> CHALLENGE 1: Quote the passage from the blog post about the two brothers, starting with "(For the record, being" and going on through "Let it….rain??".
> CHALLENGE 2: Continue the blog post about the two brothers from the point where it stops.

I know I’ve been posting lots of pictures of the boys together on Facebook, and that it’s probably getting to be pretty boring viewing, BUT… I can’t help it. I love/can’t believe that they’ve gotten to a stage where they can actually interact with each other. Once Emil started walking, I’d look over at our little play area and kind of do a double take; since when do I live in a house with two little boys — not a toddler and a baby? Somehow, that caught me off guard. Now I’m used to it (kind of) and continue to be fascinated by these two little beings as their personalities develop.

Here they are today after  barnehage. Karel was ”resting” on the couch, and Emil came to join in. Note Emil’s arm around Karel’s neck. Despite being the younger of the two, Emil is starting to treat Karel as a ”kosedyr” (stuffed animal) as opposed to the other way ’round. Karel was happy to have the company, and ordered that an extra blanket ”that Emil Birk likes” be brought over.

I’m not holding my breath that they’re going to be snuggle-buddies forever, or even for very long. I know how the sibling thing works. Thus this need to document it photographically as it happens. I’m sure there will be other things in store for us to make my heart swell and chest contract the way it does seeing the little people I love most show love to each other…but for now, that pretty much tops it.

(For the record, being cute and sweet does not in any way erase the exhaustion these crazies have caused the last weeks…but it does take the edge off.)

Let the Christmas baking begin… 

Let it….rain??

> DATASET EXTRACT:
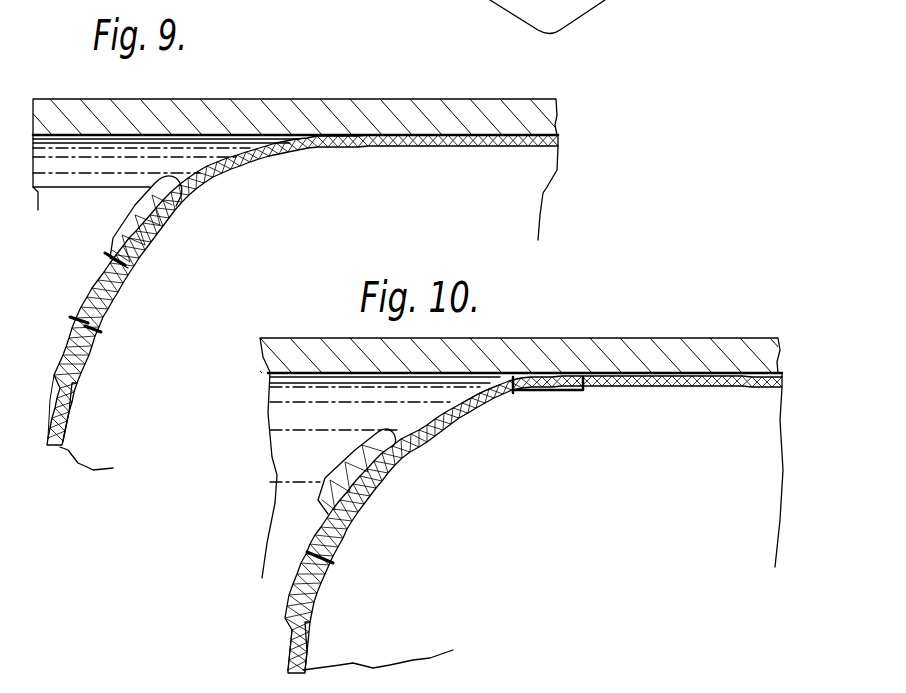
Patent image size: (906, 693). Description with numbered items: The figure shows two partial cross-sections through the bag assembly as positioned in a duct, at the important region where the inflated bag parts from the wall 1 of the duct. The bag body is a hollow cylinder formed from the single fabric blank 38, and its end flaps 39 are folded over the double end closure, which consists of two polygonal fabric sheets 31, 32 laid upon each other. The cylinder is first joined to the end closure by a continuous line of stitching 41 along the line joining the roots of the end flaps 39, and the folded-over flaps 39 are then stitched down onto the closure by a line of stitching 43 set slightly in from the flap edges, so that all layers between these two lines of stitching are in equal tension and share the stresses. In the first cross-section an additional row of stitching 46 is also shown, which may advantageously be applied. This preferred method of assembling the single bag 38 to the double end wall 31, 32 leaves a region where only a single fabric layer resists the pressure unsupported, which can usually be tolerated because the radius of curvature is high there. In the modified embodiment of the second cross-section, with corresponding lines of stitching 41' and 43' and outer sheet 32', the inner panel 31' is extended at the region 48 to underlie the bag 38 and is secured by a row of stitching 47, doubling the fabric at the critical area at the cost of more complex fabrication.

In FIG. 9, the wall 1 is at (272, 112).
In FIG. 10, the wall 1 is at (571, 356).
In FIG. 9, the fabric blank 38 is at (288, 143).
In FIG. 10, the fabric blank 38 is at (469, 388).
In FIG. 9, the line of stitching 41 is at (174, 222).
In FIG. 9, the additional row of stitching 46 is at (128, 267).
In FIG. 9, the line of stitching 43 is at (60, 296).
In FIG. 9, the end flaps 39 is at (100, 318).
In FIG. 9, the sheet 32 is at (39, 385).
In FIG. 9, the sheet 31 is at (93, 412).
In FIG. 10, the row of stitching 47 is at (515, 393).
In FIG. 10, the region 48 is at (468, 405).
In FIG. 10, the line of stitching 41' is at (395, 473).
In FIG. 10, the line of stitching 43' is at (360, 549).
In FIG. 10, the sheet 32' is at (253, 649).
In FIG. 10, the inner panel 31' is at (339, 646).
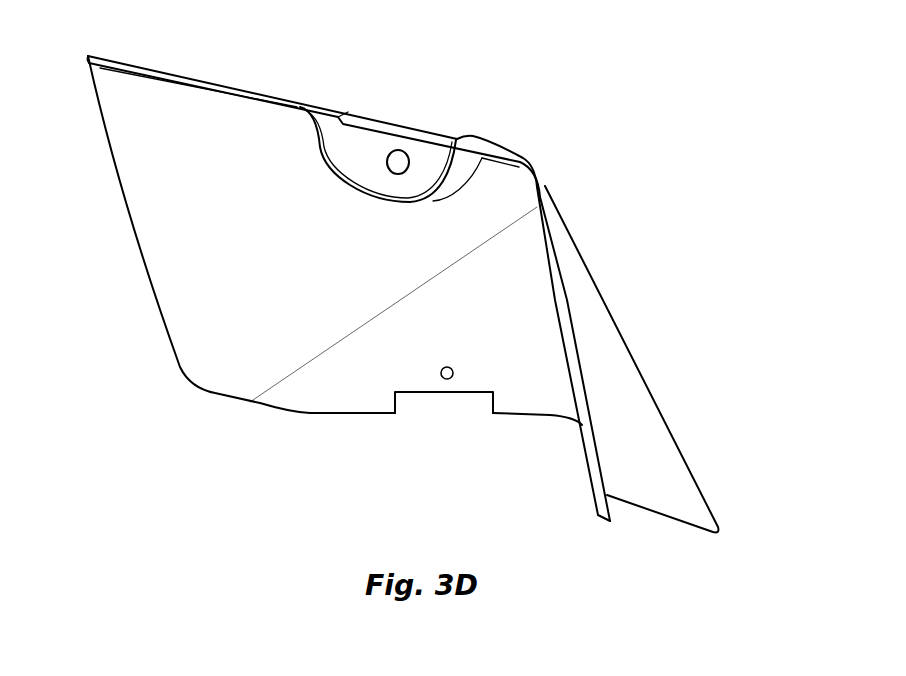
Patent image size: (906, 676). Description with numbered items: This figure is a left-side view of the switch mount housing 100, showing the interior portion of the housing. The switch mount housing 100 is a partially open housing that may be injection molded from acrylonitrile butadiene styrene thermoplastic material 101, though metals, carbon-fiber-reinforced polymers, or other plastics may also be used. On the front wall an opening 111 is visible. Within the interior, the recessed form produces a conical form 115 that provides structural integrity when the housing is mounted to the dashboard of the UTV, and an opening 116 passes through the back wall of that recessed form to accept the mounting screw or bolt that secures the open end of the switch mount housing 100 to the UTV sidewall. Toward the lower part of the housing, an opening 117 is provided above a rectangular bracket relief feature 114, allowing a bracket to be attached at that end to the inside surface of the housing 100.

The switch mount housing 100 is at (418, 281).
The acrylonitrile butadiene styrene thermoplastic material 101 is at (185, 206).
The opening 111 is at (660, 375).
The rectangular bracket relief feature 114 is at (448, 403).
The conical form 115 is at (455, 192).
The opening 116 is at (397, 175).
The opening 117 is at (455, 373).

==

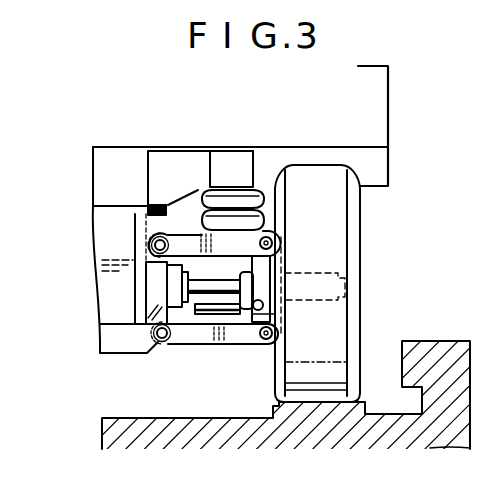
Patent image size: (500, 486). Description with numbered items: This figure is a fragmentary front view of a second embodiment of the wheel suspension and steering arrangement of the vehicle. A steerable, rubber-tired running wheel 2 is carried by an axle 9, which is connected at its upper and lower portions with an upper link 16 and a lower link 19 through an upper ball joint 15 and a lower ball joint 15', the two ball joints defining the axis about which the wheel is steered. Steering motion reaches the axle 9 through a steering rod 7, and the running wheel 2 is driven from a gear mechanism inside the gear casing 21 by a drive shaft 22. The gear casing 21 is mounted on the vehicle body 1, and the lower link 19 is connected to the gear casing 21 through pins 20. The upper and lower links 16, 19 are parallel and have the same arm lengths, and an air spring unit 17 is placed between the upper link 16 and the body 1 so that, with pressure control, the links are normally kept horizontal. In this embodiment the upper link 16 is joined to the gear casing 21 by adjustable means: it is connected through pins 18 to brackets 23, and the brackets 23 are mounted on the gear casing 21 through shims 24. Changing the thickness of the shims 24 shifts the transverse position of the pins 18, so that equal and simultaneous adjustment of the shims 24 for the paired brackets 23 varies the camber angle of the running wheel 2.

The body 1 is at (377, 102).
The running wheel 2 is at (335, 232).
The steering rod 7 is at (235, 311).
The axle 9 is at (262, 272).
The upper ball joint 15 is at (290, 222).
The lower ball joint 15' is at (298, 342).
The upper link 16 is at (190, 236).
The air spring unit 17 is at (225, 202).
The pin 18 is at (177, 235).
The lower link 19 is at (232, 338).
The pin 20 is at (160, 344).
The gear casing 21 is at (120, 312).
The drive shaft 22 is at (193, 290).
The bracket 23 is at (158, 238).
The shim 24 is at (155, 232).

...

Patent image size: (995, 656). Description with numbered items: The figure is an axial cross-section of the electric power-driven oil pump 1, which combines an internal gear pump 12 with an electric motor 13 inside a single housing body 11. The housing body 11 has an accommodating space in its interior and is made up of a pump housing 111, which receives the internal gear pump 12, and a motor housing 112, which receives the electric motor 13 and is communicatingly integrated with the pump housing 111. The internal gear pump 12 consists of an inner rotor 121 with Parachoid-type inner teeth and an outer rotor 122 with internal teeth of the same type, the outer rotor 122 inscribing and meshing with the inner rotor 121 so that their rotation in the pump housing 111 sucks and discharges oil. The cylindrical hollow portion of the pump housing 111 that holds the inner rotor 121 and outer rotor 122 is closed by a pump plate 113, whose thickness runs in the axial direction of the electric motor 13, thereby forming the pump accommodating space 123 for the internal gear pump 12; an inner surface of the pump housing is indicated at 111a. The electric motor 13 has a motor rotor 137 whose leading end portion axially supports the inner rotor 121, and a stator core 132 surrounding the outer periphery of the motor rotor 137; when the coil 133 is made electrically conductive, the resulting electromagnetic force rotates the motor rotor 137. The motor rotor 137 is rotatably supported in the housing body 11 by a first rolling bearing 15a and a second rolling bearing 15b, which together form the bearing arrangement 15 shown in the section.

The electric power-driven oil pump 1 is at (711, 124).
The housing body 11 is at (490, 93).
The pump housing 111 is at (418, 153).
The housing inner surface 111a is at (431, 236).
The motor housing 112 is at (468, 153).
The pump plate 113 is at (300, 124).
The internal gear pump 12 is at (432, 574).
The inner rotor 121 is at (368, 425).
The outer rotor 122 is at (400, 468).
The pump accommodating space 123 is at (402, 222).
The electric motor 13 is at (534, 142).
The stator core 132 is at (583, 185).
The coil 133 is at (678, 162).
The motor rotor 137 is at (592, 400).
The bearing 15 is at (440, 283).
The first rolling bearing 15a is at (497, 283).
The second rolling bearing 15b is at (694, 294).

> FINAL RESULT 1:
(For the record, being cute and sweet does not in any way erase the exhaustion these crazies have caused the last weeks…but it does take the edge off.)

Let the Christmas baking begin… 

Let it….rain??

> FINAL RESULT 2:
Despite the fact that there is still more rain than snow here, we are officially into the advent season. You can tell when the marzipan pigs start showing up in the stores. (I haven’t delved deeply enough into Norwegian history to figure that one out… will keep you posted.) This is also the time of year I get really excited about baking; the time of year that every shopping trip finds butter and parchment paper in my cart. I’m always pretty excited about baking, but at Christmas it’s almost like a job. A fun job that you like,  mind you. (Wait, do those exist?) I mean, there’s a deadline. So there’s a little tiny bit of pressure. Good pressure…

Okay — whatever. I’ve been out of the workforce for so long I’m not even going to pretend that I know what a healthy out-of-home work environment is like. However (big inhale), that is about to change. (aaaaand blow it out).

Job-practice. That’s what I’m doing. Goals = 1) learning Norwegian as applicable to my field and 2) familiarizing with Norwegian work culture. I started last week — 2 days in an assisted living facility here in Steinkjer.

I am skeptical.

Here’s the thing: I am busy when I am at home. You maybe couldn’t tell by the piles of laundry and the dirt on the floor, but I am. I LIKE to be busy, I do. But what I am learning about myself (aren’t you supposed to have your own brain figured out by the time you’re 30? Come on.) is that I also like to determine the soure of my own busy-ness. Or non busy-ness. Huh. Maybe that sentence should have just read ”I like to determine.”

Pretty sure my mom once said to me, ”Kim, you might not like to hear this, but I think you’re going to be happiest when you just have family and can make your own schedule.” Next time anyone sees my mom, give her a ”You Know Your Kid” prize. Sigh.

So. We’re gonna give this a go. I will work through the ridiculously tangled web of emotional-ness that this change is spawning, and we’ll just sit back and enjoy the ride. Well, Bjørn might not enjoy this ride so much. ”Tangled web of emotional-ness” doesn’t really put a husband’s heart at ease. And if it doesn’t work out, plan B involves a coffee and scone selling bakery van. (insert happy sigh of contentment.) Someone needs to be offering these people coffee in the morning since, you know, the only coffee shop in town doesn’t open until ELEVEN. Really, I feel more like it’s  a public service and would just give coffee away.

On the up-side, old ladies say some pretty funny things. I’m easy to please — a couple of one-liners will make a day totally worth it for me.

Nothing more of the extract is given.